**Problem**.
Sort through the entries below and pull out lines containing the word "ylabel".

-- -- --

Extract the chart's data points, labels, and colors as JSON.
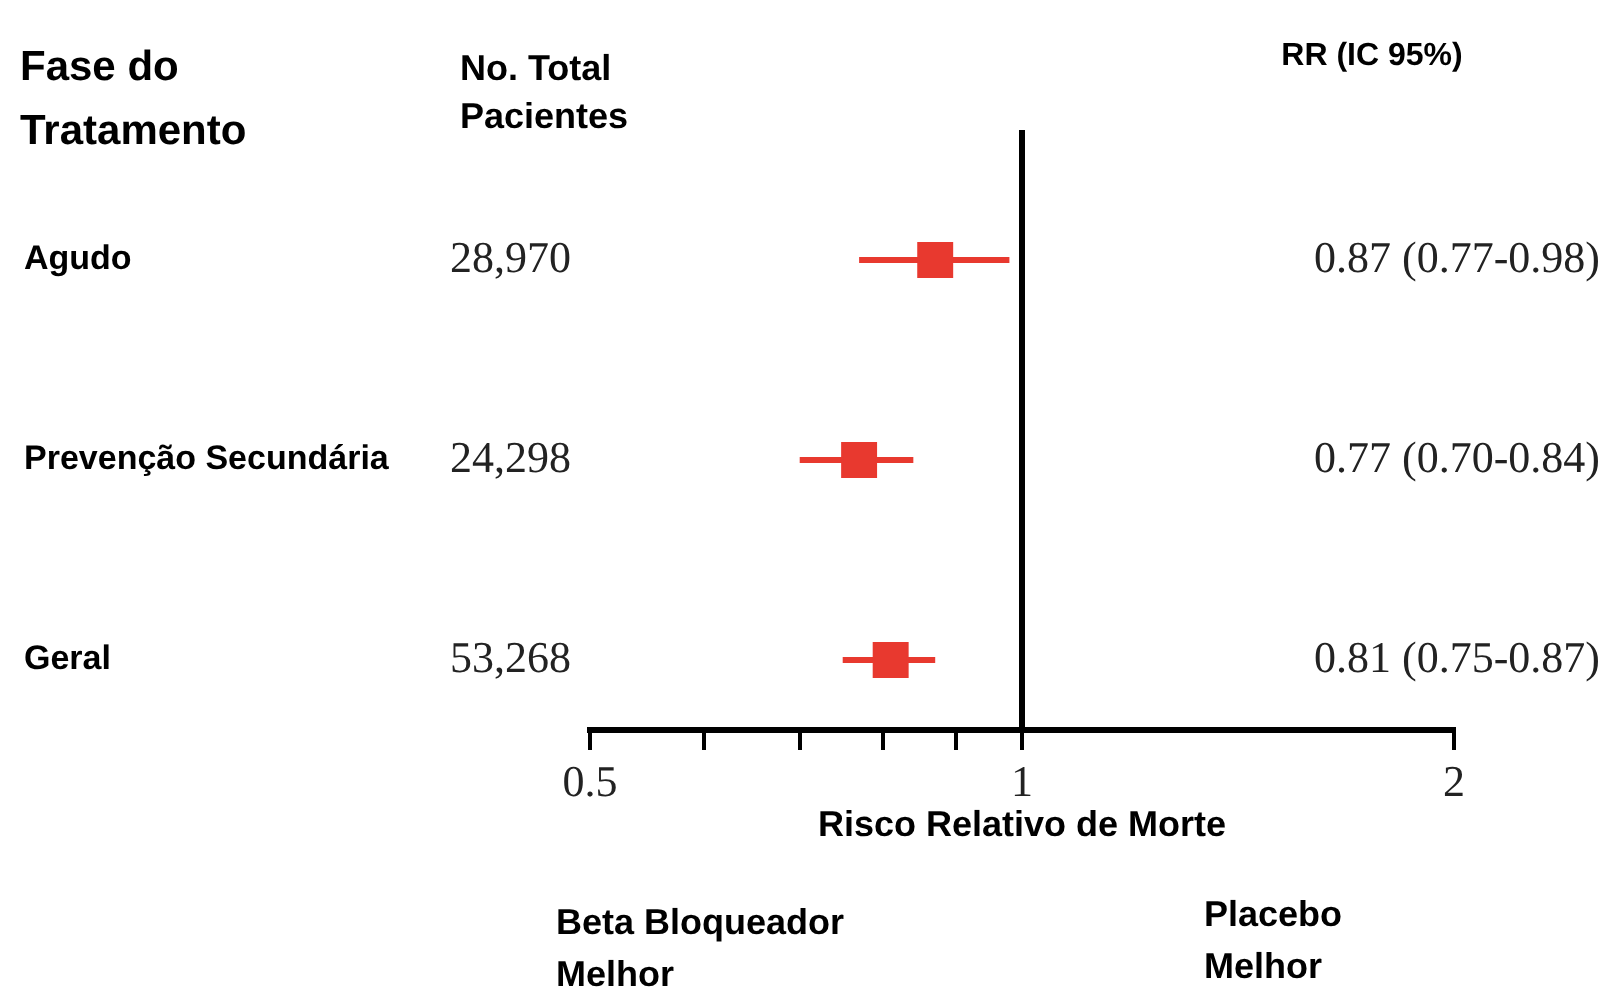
{
  "chart_data": {
    "type": "scatter",
    "orientation": "horizontal",
    "marker": "square",
    "xlabel": "Risco Relativo de Morte",
    "categories": [
      "Agudo",
      "Prevenção Secundária",
      "Geral"
    ],
    "series": [
      {
        "color": "#e8392f",
        "values": [
          0.87,
          0.77,
          0.81
        ],
        "errors": [
          [
            0.77,
            0.98
          ],
          [
            0.7,
            0.84
          ],
          [
            0.75,
            0.87
          ]
        ]
      }
    ],
    "log": "x",
    "xlim": [
      0.5,
      2
    ],
    "xticks": [
      0.5,
      {
        "value": 0.6,
        "label": null
      },
      {
        "value": 0.7,
        "label": null
      },
      {
        "value": 0.8,
        "label": null
      },
      {
        "value": 0.9,
        "label": null
      },
      1,
      2
    ],
    "ref_lines": [
      {
        "axis": "x",
        "value": 1,
        "color": "#000000"
      }
    ],
    "annotations": [
      "Fase do\nTratamento",
      "No. Total\nPacientes",
      "RR (IC 95%)",
      "28,970",
      "24,298",
      "53,268",
      "0.87 (0.77-0.98)",
      "0.77 (0.70-0.84)",
      "0.81 (0.75-0.87)",
      "Beta Bloqueador\nMelhor",
      "Placebo\nMelhor"
    ],
    "grid": false,
    "legend": false
  }
}
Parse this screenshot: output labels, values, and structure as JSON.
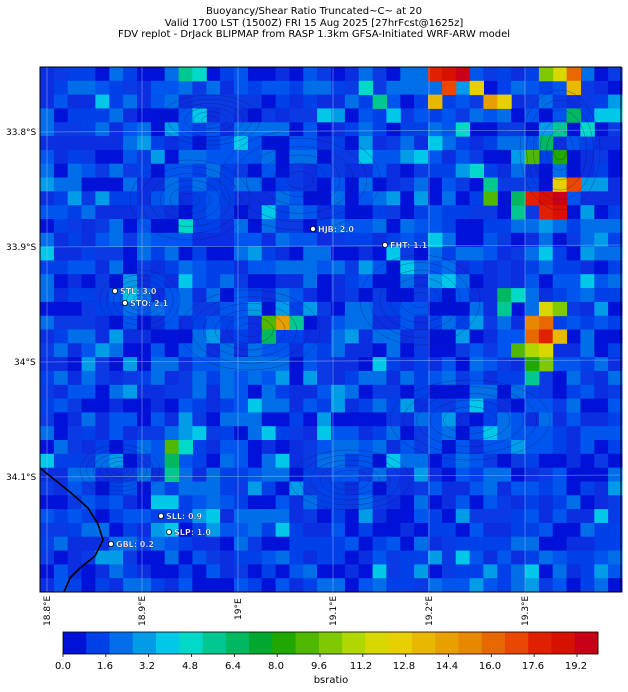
{
  "title": {
    "line1": "Buoyancy/Shear Ratio Truncated~C~    at 20",
    "line2": "Valid 1700 LST (1500Z) FRI 15 Aug 2025 [27hrFcst@1625z]",
    "line3": "FDV replot - DrJack BLIPMAP from RASP 1.3km GFSA-Initiated WRF-ARW model"
  },
  "lat_labels": [
    "33.8°S",
    "33.9°S",
    "34°S",
    "34.1°S"
  ],
  "lon_labels": [
    "18.8°E",
    "18.9°E",
    "19°E",
    "19.1°E",
    "19.2°E",
    "19.3°E"
  ],
  "stations": [
    {
      "label": "HJB: 2.0"
    },
    {
      "label": "FHT: 1.1"
    },
    {
      "label": "STL: 3.0"
    },
    {
      "label": "STO: 2.1"
    },
    {
      "label": "SLL: 0.9"
    },
    {
      "label": "SLP: 1.0"
    },
    {
      "label": "GBL: 0.2"
    }
  ],
  "colorbar": {
    "label": "bsratio",
    "ticks": [
      "0.0",
      "1.6",
      "3.2",
      "4.8",
      "6.4",
      "8.0",
      "9.6",
      "11.2",
      "12.8",
      "14.4",
      "16.0",
      "17.6",
      "19.2"
    ],
    "colors": [
      "#0012d8",
      "#0040e8",
      "#006ee8",
      "#009ce8",
      "#00c8e8",
      "#00d8c8",
      "#00c890",
      "#00b860",
      "#00a830",
      "#20a800",
      "#50b800",
      "#80c800",
      "#b0d800",
      "#d8d800",
      "#e8d000",
      "#e8b800",
      "#e8a000",
      "#e88800",
      "#e86800",
      "#e84800",
      "#e02000",
      "#d81000",
      "#c80018"
    ]
  }
}
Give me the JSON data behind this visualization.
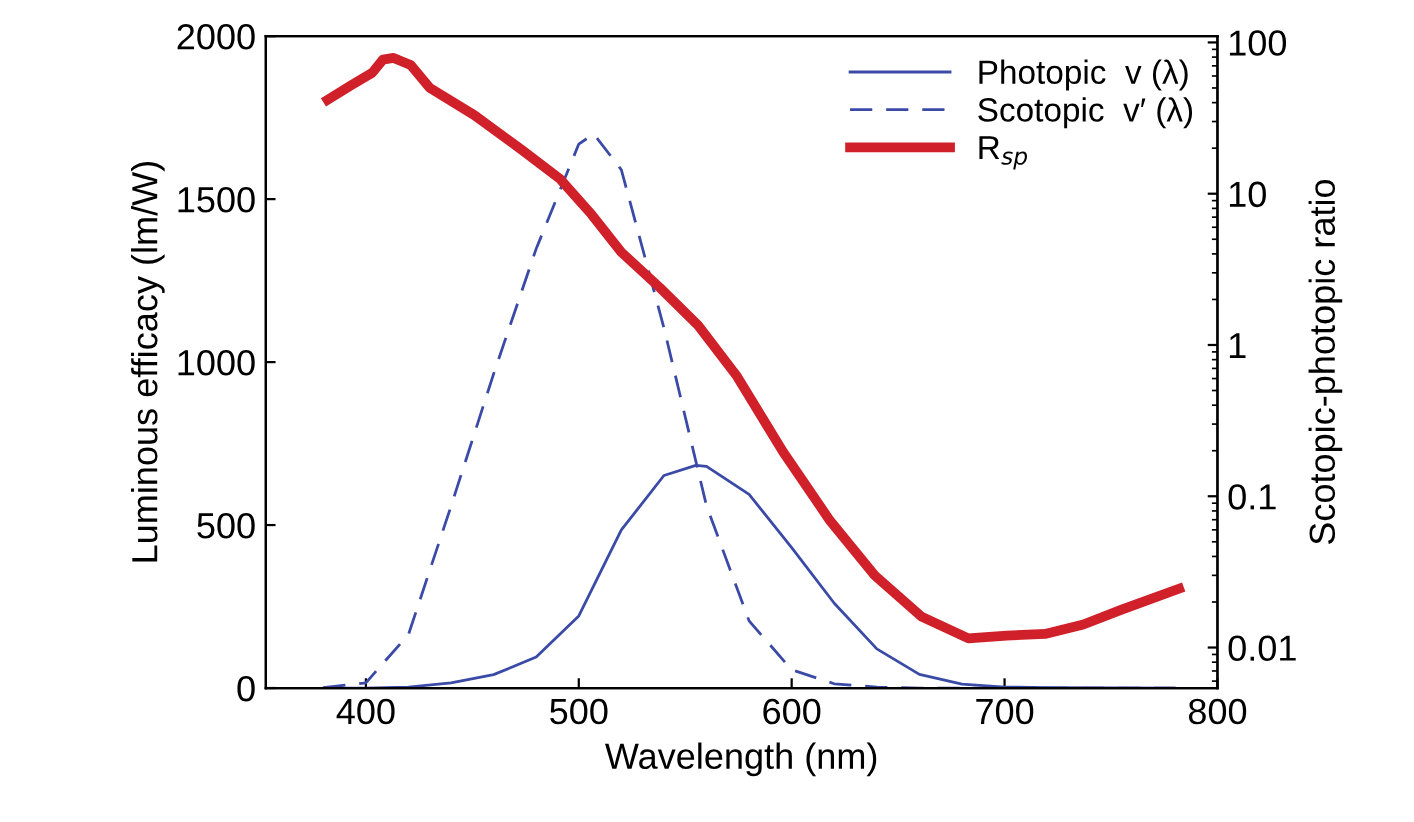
{
  "chart_data": {
    "type": "line",
    "xlabel": "Wavelength (nm)",
    "ylabel": "Luminous efficacy (lm/W)",
    "y2label": "Scotopic-photopic ratio",
    "xlim": [
      353,
      800
    ],
    "xticks": [
      400,
      500,
      600,
      700,
      800
    ],
    "ylim": [
      0,
      2000
    ],
    "yticks": [
      0,
      500,
      1000,
      1500,
      2000
    ],
    "log": "y2",
    "y2lim": [
      0.0054,
      110
    ],
    "y2ticks": [
      0.01,
      0.1,
      1,
      10,
      100
    ],
    "grid": false,
    "legend": "top right",
    "marker": "none",
    "series": [
      {
        "name": "Photopic  v (λ)",
        "color": "#3a4aa6",
        "line_style": "solid",
        "x": [
          380,
          400,
          420,
          440,
          460,
          480,
          500,
          520,
          540,
          555,
          560,
          580,
          600,
          620,
          640,
          660,
          680,
          700,
          720,
          780
        ],
        "values": [
          0,
          0,
          3,
          16,
          41,
          95,
          221,
          485,
          652,
          683,
          680,
          594,
          431,
          260,
          120,
          42,
          12,
          3,
          1,
          0
        ]
      },
      {
        "name": "Scotopic  v′ (λ)",
        "color": "#3a4aa6",
        "line_style": "dashed",
        "x": [
          380,
          400,
          420,
          440,
          460,
          480,
          500,
          507,
          520,
          540,
          560,
          580,
          600,
          620,
          640,
          660,
          700,
          780
        ],
        "values": [
          1,
          16,
          164,
          558,
          964,
          1348,
          1669,
          1700,
          1590,
          1105,
          559,
          206,
          56,
          13,
          3,
          0,
          0,
          0
        ]
      },
      {
        "name": "R$_{sp}$",
        "color": "#d0202a",
        "line_style": "solid",
        "axis": "y2",
        "x": [
          382,
          393,
          403,
          408,
          413,
          421,
          430,
          451,
          473,
          491,
          506,
          520,
          538,
          556,
          574,
          596,
          618,
          639,
          661,
          683,
          701,
          719,
          737,
          755,
          782
        ],
        "values": [
          41.7,
          52,
          63,
          77,
          79,
          71,
          50,
          33,
          19.6,
          12.6,
          7.3,
          4.1,
          2.4,
          1.35,
          0.63,
          0.196,
          0.069,
          0.03,
          0.016,
          0.0115,
          0.012,
          0.0123,
          0.0142,
          0.0178,
          0.0245
        ]
      }
    ]
  }
}
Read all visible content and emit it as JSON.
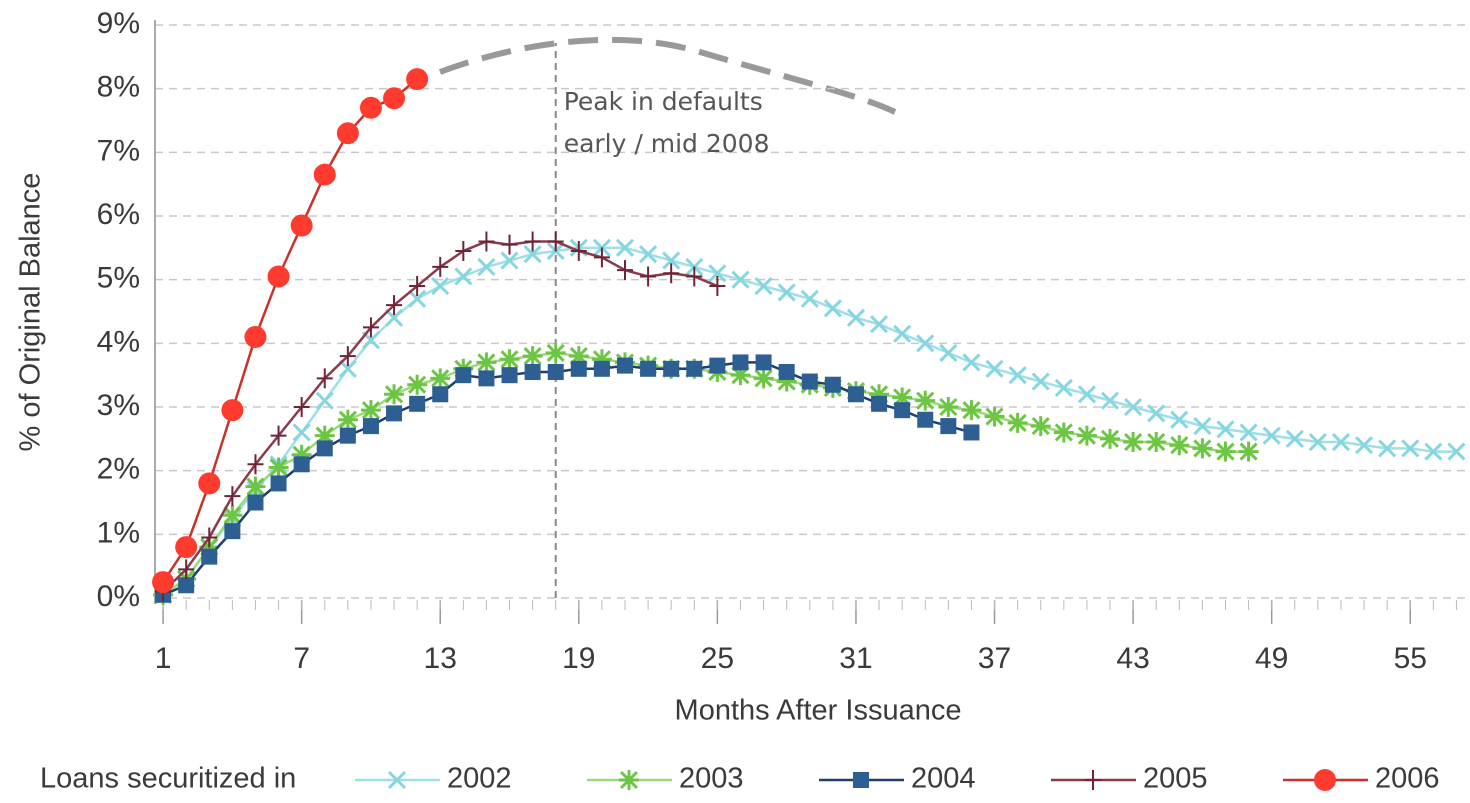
{
  "chart_data": {
    "type": "line",
    "xlabel": "Months After Issuance",
    "ylabel": "% of Original Balance",
    "legend_title": "Loans securitized in",
    "xlim": [
      0.65,
      57.5
    ],
    "xticks": [
      1,
      7,
      13,
      19,
      25,
      31,
      37,
      43,
      49,
      55
    ],
    "ylim": [
      0,
      9
    ],
    "yticks": [
      {
        "value": 0,
        "label": "0%"
      },
      {
        "value": 1,
        "label": "1%"
      },
      {
        "value": 2,
        "label": "2%"
      },
      {
        "value": 3,
        "label": "3%"
      },
      {
        "value": 4,
        "label": "4%"
      },
      {
        "value": 5,
        "label": "5%"
      },
      {
        "value": 6,
        "label": "6%"
      },
      {
        "value": 7,
        "label": "7%"
      },
      {
        "value": 8,
        "label": "8%"
      },
      {
        "value": 9,
        "label": "9%"
      }
    ],
    "grid": true,
    "legend": "bottom",
    "x": [
      1,
      2,
      3,
      4,
      5,
      6,
      7,
      8,
      9,
      10,
      11,
      12,
      13,
      14,
      15,
      16,
      17,
      18,
      19,
      20,
      21,
      22,
      23,
      24,
      25,
      26,
      27,
      28,
      29,
      30,
      31,
      32,
      33,
      34,
      35,
      36,
      37,
      38,
      39,
      40,
      41,
      42,
      43,
      44,
      45,
      46,
      47,
      48,
      49,
      50,
      51,
      52,
      53,
      54,
      55,
      56,
      57
    ],
    "series": [
      {
        "name": "2002",
        "color": "#86d6e2",
        "line_color": "#9edfe8",
        "marker": "x",
        "values": [
          0.05,
          0.3,
          0.8,
          1.25,
          1.7,
          2.1,
          2.6,
          3.1,
          3.6,
          4.05,
          4.4,
          4.7,
          4.9,
          5.05,
          5.2,
          5.3,
          5.4,
          5.45,
          5.5,
          5.5,
          5.5,
          5.4,
          5.3,
          5.2,
          5.1,
          5.0,
          4.9,
          4.8,
          4.7,
          4.55,
          4.4,
          4.3,
          4.15,
          4.0,
          3.85,
          3.7,
          3.6,
          3.5,
          3.4,
          3.3,
          3.2,
          3.1,
          3.0,
          2.9,
          2.8,
          2.7,
          2.65,
          2.6,
          2.55,
          2.5,
          2.45,
          2.45,
          2.4,
          2.35,
          2.35,
          2.3,
          2.3
        ]
      },
      {
        "name": "2003",
        "color": "#6cc644",
        "line_color": "#9bd97a",
        "marker": "star",
        "values": [
          0.05,
          0.3,
          0.8,
          1.3,
          1.75,
          2.05,
          2.25,
          2.55,
          2.8,
          2.95,
          3.2,
          3.35,
          3.45,
          3.6,
          3.7,
          3.75,
          3.8,
          3.85,
          3.8,
          3.75,
          3.7,
          3.65,
          3.6,
          3.6,
          3.55,
          3.5,
          3.45,
          3.4,
          3.35,
          3.3,
          3.25,
          3.2,
          3.15,
          3.1,
          3.0,
          2.95,
          2.85,
          2.75,
          2.7,
          2.6,
          2.55,
          2.5,
          2.45,
          2.45,
          2.4,
          2.35,
          2.3,
          2.3,
          null,
          null,
          null,
          null,
          null,
          null,
          null,
          null,
          null
        ]
      },
      {
        "name": "2004",
        "color": "#2d5f93",
        "line_color": "#1f3f6e",
        "marker": "square",
        "values": [
          0.05,
          0.2,
          0.65,
          1.05,
          1.5,
          1.8,
          2.1,
          2.35,
          2.55,
          2.7,
          2.9,
          3.05,
          3.2,
          3.5,
          3.45,
          3.5,
          3.55,
          3.55,
          3.6,
          3.6,
          3.65,
          3.6,
          3.6,
          3.6,
          3.65,
          3.7,
          3.7,
          3.55,
          3.4,
          3.35,
          3.2,
          3.05,
          2.95,
          2.8,
          2.7,
          2.6,
          null,
          null,
          null,
          null,
          null,
          null,
          null,
          null,
          null,
          null,
          null,
          null,
          null,
          null,
          null,
          null,
          null,
          null,
          null,
          null,
          null
        ]
      },
      {
        "name": "2005",
        "color": "#6e2436",
        "line_color": "#8a3a4a",
        "marker": "plus",
        "values": [
          0.1,
          0.45,
          0.95,
          1.6,
          2.1,
          2.55,
          3.0,
          3.45,
          3.8,
          4.25,
          4.6,
          4.9,
          5.2,
          5.45,
          5.6,
          5.55,
          5.6,
          5.6,
          5.45,
          5.35,
          5.15,
          5.05,
          5.1,
          5.05,
          4.9,
          null,
          null,
          null,
          null,
          null,
          null,
          null,
          null,
          null,
          null,
          null,
          null,
          null,
          null,
          null,
          null,
          null,
          null,
          null,
          null,
          null,
          null,
          null,
          null,
          null,
          null,
          null,
          null,
          null,
          null,
          null,
          null
        ]
      },
      {
        "name": "2006",
        "color": "#ff3b2f",
        "line_color": "#c8322a",
        "marker": "circle",
        "values": [
          0.25,
          0.8,
          1.8,
          2.95,
          4.1,
          5.05,
          5.85,
          6.65,
          7.3,
          7.7,
          7.85,
          8.15,
          null,
          null,
          null,
          null,
          null,
          null,
          null,
          null,
          null,
          null,
          null,
          null,
          null,
          null,
          null,
          null,
          null,
          null,
          null,
          null,
          null,
          null,
          null,
          null,
          null,
          null,
          null,
          null,
          null,
          null,
          null,
          null,
          null,
          null,
          null,
          null,
          null,
          null,
          null,
          null,
          null,
          null,
          null,
          null,
          null
        ]
      }
    ],
    "annotations": [
      {
        "x": 18,
        "text": [
          "Peak in defaults",
          "early / mid 2008"
        ]
      }
    ]
  }
}
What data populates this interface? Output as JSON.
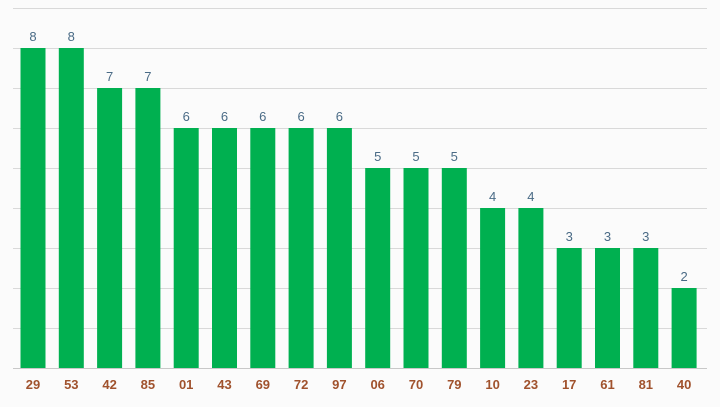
{
  "chart_data": {
    "type": "bar",
    "categories": [
      "29",
      "53",
      "42",
      "85",
      "01",
      "43",
      "69",
      "72",
      "97",
      "06",
      "70",
      "79",
      "10",
      "23",
      "17",
      "61",
      "81",
      "40"
    ],
    "values": [
      8,
      8,
      7,
      7,
      6,
      6,
      6,
      6,
      6,
      5,
      5,
      5,
      4,
      4,
      3,
      3,
      3,
      2
    ],
    "title": "",
    "xlabel": "",
    "ylabel": "",
    "ylim": [
      0,
      9
    ],
    "grid": true,
    "show_data_labels": true,
    "colors": {
      "bar": "#00b050",
      "value_label": "#4a6b86",
      "tick_label": "#a0522d",
      "grid": "#d9d9d9"
    }
  }
}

-- -- --

**Task result**.
    "ylabel": "Luminous efficacy (lm/W)",
    "ylabel": "% of Original Balance",
    "ylabel": "",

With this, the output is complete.